TASK REQUIREMENTS | Seek out every line containing the word "label", and copy each.

DATA SHOWN |
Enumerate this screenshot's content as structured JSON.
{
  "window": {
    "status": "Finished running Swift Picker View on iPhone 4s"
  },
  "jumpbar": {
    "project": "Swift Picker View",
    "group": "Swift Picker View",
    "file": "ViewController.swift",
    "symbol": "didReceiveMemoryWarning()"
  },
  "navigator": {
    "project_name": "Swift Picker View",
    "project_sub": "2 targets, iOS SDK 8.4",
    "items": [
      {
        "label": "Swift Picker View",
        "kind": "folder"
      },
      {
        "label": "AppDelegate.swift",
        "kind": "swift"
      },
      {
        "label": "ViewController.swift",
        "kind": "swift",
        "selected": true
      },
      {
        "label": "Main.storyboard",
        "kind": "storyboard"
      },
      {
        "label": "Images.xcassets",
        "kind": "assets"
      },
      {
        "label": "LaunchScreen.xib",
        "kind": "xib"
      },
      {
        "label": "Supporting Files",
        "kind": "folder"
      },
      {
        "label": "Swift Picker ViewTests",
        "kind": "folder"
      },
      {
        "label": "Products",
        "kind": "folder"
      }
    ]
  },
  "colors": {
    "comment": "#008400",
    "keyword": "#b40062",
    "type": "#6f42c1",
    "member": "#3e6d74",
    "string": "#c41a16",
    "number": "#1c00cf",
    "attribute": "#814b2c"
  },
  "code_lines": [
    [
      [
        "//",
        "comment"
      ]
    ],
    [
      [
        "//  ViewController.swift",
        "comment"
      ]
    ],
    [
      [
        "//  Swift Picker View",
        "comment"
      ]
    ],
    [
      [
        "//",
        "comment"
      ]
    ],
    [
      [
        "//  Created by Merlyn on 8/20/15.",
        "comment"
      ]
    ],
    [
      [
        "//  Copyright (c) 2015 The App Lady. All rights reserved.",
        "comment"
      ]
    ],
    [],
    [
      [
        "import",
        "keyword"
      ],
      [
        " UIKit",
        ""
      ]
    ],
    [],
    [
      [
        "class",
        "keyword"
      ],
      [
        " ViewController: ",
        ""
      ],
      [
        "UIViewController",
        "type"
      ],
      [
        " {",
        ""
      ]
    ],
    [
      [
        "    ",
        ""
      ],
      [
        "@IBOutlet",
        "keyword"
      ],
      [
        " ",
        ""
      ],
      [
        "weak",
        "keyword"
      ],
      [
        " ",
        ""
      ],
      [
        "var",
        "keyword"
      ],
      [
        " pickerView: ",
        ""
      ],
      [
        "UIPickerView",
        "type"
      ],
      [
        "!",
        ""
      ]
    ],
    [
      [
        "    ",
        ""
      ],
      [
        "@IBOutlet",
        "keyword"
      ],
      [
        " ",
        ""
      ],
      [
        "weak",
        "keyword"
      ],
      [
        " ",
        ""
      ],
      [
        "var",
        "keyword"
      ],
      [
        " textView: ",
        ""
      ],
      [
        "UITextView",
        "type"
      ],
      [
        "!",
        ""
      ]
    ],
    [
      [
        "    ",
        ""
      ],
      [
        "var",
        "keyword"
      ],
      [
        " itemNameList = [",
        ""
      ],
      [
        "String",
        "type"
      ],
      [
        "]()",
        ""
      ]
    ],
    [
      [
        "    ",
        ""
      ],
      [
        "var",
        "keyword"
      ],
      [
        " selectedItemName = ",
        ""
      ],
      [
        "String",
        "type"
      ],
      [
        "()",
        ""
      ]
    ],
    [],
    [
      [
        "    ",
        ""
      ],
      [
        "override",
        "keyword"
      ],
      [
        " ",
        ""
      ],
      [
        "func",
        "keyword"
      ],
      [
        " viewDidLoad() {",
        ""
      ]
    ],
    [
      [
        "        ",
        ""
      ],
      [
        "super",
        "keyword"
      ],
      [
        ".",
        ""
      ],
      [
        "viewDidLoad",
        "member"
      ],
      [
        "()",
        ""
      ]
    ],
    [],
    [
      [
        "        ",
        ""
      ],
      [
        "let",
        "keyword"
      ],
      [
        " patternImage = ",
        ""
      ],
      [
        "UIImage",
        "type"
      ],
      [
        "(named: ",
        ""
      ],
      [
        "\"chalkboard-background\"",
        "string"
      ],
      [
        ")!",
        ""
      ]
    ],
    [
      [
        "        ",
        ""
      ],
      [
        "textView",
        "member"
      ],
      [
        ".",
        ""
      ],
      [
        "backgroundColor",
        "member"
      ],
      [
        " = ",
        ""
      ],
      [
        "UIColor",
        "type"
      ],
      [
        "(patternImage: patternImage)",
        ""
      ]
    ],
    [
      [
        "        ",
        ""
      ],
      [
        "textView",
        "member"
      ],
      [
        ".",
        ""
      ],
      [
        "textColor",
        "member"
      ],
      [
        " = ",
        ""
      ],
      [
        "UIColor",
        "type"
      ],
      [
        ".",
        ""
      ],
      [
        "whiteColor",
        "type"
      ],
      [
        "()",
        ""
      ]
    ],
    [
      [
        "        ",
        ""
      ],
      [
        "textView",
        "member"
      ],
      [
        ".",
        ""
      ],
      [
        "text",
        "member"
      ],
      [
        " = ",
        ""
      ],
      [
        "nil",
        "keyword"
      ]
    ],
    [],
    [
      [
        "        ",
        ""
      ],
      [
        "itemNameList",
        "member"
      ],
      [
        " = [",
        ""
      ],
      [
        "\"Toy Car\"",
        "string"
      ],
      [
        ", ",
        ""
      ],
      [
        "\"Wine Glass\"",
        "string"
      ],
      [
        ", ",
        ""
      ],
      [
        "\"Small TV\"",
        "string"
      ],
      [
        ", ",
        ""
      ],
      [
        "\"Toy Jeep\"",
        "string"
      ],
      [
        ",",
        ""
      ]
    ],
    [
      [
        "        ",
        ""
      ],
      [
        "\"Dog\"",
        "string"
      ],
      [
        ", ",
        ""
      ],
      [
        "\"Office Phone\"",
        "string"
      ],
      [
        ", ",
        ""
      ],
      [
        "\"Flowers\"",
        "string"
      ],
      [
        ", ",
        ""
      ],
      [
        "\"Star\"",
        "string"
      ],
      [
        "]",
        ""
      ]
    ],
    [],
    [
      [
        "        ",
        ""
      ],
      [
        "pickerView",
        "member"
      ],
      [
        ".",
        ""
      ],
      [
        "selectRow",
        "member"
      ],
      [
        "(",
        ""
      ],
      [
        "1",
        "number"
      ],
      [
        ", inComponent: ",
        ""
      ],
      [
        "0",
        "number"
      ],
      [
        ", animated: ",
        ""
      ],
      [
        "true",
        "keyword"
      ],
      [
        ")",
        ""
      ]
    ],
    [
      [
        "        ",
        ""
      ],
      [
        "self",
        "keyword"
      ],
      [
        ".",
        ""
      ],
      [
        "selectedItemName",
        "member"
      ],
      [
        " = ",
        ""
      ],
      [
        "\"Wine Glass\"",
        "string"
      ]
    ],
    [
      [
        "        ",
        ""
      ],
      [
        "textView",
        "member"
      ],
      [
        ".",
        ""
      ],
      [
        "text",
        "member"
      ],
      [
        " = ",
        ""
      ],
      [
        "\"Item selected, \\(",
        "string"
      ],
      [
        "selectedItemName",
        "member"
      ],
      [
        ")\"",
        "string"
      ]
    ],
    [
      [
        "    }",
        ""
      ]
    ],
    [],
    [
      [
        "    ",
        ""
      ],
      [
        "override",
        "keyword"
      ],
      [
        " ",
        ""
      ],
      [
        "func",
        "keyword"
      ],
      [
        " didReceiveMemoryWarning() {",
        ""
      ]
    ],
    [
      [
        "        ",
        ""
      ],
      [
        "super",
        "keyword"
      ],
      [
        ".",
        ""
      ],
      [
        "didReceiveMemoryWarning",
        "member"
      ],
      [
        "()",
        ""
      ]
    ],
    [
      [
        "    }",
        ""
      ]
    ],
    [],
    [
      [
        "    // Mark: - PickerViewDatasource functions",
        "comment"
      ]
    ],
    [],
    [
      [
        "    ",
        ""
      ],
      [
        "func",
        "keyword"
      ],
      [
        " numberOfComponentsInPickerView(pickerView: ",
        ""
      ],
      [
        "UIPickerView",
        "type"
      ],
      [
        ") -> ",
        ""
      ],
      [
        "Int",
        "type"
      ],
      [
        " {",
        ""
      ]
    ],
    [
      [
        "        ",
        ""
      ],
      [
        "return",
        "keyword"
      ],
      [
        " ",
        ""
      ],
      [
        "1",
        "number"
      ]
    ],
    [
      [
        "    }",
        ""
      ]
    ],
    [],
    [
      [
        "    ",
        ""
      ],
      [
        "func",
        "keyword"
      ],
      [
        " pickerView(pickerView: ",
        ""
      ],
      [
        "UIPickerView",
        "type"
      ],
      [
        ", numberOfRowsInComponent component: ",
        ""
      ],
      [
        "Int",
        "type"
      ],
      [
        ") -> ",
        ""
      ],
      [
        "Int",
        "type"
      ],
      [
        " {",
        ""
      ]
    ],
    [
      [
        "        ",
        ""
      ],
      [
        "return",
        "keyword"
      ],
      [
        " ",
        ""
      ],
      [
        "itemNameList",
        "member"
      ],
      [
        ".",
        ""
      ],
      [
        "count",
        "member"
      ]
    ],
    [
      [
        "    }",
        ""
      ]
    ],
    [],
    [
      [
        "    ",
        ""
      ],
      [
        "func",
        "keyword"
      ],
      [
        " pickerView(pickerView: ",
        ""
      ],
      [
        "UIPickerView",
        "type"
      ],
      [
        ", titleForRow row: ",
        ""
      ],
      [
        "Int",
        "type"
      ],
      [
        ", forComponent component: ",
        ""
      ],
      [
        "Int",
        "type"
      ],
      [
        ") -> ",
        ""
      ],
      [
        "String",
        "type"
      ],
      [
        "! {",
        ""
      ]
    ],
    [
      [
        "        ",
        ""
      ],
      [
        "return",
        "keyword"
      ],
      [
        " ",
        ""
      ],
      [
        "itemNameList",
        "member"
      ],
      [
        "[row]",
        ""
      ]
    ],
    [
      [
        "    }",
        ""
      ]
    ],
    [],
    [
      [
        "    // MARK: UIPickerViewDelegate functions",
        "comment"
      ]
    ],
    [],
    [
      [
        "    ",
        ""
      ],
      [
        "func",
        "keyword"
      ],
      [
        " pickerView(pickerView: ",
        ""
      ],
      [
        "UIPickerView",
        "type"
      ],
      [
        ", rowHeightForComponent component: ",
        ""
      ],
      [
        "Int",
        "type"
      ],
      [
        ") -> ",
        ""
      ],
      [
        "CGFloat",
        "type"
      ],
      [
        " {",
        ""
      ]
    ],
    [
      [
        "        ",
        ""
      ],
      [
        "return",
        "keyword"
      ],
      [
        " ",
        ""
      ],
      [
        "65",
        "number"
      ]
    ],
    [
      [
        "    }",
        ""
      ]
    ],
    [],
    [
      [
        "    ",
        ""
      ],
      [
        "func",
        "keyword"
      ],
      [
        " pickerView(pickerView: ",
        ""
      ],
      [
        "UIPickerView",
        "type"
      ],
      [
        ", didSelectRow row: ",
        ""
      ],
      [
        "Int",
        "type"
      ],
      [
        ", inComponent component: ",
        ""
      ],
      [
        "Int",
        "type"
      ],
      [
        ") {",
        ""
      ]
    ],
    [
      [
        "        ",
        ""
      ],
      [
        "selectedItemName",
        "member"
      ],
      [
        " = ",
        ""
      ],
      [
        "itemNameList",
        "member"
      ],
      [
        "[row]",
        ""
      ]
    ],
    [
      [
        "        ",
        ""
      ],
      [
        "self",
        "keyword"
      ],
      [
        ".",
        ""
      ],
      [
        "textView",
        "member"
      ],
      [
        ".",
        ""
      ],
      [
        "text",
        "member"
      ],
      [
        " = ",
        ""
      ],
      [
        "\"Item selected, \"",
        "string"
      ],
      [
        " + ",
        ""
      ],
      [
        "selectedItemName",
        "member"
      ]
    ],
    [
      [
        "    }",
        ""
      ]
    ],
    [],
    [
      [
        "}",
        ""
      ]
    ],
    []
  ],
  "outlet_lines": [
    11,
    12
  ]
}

RESPONSE TO THIS EXERCISE |
        "label": "Swift Picker View",
        "label": "AppDelegate.swift",
        "label": "ViewController.swift",
        "label": "Main.storyboard",
        "label": "Images.xcassets",
        "label": "LaunchScreen.xib",
        "label": "Supporting Files",
        "label": "Swift Picker ViewTests",
        "label": "Products",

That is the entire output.